Problem to solve
Count every line that holds the string "document", and report the number alone.

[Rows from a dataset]
......
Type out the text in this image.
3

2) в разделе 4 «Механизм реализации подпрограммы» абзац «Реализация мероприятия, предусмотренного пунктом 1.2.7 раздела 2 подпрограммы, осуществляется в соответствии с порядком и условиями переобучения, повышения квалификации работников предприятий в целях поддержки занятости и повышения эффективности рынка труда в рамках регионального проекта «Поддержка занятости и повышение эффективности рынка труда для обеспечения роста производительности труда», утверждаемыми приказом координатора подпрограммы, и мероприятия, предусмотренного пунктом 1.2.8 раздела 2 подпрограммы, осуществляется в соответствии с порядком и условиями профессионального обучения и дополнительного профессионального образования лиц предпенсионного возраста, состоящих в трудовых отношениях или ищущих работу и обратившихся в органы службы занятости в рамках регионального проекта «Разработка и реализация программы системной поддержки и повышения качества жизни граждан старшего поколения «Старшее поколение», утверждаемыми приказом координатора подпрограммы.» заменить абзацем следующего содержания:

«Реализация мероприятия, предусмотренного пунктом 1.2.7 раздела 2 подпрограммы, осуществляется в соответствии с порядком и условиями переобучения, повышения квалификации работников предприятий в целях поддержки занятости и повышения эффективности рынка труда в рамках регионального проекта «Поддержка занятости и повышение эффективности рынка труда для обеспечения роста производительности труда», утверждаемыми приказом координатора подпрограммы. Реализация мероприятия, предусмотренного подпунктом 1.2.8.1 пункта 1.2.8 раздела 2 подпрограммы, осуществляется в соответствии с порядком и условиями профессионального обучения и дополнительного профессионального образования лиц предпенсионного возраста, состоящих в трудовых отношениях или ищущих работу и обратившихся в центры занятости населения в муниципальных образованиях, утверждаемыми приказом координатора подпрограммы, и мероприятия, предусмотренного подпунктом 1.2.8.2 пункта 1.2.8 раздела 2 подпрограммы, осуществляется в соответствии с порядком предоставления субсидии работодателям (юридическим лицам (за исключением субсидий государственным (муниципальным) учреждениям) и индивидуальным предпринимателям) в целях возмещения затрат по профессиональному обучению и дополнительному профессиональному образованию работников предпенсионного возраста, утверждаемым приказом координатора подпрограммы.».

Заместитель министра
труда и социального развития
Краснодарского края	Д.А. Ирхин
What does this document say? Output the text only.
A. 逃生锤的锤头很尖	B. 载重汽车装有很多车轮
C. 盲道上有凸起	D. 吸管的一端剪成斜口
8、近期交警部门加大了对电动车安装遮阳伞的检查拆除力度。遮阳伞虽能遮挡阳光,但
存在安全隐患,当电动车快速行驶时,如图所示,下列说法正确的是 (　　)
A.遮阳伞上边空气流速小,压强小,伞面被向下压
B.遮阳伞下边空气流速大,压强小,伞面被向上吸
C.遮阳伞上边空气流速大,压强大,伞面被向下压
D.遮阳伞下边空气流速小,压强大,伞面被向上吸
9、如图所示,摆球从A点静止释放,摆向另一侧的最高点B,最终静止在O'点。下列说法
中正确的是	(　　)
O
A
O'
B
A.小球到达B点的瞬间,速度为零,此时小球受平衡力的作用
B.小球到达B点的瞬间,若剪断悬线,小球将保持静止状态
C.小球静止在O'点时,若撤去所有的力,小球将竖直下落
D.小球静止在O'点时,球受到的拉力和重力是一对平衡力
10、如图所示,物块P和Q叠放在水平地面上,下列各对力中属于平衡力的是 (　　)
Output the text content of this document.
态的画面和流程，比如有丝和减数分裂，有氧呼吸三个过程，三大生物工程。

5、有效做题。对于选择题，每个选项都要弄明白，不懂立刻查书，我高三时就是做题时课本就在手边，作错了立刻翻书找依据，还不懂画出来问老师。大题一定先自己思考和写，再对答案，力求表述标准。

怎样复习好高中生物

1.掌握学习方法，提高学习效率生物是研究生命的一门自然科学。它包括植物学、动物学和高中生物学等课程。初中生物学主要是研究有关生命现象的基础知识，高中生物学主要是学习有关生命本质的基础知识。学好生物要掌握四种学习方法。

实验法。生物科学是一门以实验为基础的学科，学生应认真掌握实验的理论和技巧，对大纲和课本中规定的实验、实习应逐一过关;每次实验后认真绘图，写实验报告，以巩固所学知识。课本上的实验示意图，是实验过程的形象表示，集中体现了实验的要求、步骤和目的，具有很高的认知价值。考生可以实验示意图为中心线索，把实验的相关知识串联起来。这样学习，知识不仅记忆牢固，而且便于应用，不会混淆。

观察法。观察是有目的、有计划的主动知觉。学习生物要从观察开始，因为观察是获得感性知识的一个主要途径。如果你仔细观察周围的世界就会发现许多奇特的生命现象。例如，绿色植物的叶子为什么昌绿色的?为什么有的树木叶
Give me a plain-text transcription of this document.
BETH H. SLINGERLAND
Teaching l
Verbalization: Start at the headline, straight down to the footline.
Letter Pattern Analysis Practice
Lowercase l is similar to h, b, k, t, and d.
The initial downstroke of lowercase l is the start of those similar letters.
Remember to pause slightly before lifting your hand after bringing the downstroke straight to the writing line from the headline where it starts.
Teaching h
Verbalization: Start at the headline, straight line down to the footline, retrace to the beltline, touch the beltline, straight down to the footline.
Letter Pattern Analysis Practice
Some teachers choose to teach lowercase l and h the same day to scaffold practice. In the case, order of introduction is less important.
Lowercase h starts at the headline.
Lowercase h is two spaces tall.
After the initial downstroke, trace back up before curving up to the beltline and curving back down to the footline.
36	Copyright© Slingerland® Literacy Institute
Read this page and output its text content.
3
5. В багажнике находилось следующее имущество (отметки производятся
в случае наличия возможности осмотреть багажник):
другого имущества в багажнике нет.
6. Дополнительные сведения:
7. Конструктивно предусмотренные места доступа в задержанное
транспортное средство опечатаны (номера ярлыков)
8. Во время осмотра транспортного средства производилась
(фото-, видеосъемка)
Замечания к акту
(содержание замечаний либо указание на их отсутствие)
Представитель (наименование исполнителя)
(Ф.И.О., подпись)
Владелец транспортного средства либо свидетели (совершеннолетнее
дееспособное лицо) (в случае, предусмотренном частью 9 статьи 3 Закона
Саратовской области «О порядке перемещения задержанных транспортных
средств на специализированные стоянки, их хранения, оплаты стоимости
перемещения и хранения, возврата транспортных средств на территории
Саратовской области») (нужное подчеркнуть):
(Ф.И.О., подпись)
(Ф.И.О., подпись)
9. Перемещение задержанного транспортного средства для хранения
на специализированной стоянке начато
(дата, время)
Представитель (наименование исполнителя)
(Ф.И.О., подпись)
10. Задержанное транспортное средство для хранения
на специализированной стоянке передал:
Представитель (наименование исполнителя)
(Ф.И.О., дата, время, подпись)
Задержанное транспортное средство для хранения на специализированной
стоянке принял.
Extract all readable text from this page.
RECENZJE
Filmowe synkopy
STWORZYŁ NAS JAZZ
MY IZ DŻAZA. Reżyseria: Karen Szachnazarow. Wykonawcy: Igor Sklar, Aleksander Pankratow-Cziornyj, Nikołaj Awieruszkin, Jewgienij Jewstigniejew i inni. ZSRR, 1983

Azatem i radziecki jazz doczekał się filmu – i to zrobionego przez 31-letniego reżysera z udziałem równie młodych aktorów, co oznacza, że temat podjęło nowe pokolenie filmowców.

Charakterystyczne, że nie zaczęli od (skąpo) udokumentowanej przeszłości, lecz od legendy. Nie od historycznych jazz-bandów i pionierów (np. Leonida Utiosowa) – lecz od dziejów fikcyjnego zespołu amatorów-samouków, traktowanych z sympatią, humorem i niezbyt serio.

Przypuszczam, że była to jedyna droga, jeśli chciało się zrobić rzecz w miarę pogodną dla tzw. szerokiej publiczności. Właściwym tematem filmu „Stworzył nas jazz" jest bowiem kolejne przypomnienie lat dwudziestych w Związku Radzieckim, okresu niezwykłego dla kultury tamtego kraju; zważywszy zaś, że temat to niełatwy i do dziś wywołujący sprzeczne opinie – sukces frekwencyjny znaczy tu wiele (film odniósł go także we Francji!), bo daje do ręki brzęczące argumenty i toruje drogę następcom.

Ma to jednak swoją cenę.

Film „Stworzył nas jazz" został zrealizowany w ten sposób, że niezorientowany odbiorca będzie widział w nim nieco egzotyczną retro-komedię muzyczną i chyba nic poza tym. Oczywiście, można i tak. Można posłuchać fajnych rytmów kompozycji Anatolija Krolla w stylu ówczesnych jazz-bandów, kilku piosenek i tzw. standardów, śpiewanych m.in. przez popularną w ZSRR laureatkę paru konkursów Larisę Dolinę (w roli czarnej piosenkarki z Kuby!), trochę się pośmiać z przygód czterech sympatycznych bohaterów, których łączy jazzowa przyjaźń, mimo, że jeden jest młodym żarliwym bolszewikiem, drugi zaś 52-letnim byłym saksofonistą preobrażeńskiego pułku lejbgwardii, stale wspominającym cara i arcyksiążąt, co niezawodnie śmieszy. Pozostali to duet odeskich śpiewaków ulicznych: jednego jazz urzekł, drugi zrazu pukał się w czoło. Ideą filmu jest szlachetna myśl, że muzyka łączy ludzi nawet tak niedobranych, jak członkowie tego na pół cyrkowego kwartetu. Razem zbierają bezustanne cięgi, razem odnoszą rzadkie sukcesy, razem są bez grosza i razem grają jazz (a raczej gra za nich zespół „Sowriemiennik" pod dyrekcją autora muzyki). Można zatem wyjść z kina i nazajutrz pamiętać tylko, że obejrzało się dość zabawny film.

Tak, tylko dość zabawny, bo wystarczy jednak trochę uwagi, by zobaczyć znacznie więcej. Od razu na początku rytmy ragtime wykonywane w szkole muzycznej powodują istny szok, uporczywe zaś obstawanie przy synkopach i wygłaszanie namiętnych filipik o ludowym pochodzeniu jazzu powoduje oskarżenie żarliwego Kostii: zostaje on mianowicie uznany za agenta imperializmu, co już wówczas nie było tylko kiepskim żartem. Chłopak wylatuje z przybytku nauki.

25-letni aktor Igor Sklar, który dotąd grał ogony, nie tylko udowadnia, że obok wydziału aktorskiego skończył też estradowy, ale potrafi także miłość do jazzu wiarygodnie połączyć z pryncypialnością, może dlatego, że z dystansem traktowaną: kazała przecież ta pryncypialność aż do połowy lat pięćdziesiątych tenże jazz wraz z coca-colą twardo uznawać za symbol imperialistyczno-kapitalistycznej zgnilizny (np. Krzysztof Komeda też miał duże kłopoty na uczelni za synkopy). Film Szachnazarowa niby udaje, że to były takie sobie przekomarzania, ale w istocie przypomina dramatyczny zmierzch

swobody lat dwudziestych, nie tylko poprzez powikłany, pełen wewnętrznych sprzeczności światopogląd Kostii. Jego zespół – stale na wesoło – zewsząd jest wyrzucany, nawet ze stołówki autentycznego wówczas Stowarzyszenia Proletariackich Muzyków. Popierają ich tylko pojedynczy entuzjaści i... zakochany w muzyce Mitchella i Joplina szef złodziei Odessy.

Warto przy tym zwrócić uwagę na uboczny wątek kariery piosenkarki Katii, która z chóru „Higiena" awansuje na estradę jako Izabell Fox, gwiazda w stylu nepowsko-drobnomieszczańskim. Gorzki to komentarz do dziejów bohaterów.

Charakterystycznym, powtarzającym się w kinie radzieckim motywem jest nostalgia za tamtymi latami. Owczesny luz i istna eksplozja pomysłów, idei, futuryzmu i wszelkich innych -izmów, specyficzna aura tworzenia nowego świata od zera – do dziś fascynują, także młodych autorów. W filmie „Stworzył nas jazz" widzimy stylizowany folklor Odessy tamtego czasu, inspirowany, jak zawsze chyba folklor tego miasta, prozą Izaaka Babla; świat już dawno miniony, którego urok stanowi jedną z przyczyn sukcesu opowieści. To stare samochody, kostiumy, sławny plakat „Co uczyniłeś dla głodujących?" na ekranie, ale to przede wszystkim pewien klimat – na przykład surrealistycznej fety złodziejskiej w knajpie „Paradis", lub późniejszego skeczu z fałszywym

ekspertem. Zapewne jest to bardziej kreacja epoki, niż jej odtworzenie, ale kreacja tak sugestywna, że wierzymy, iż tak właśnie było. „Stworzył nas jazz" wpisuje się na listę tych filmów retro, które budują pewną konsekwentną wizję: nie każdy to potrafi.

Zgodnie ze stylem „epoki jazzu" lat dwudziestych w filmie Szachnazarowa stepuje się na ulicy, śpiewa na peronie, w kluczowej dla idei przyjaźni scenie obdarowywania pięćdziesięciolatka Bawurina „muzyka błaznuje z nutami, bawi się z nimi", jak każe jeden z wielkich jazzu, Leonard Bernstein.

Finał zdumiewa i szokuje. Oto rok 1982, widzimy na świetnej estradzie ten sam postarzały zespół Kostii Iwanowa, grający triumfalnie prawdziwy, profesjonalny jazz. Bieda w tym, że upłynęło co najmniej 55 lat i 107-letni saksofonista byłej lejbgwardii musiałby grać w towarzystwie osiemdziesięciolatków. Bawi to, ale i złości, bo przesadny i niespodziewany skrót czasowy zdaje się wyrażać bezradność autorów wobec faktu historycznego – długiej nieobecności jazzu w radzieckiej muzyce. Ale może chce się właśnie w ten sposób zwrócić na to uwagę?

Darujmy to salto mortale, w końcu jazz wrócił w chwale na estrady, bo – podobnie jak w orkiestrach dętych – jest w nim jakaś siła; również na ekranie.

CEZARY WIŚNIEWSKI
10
......
Exercise output
3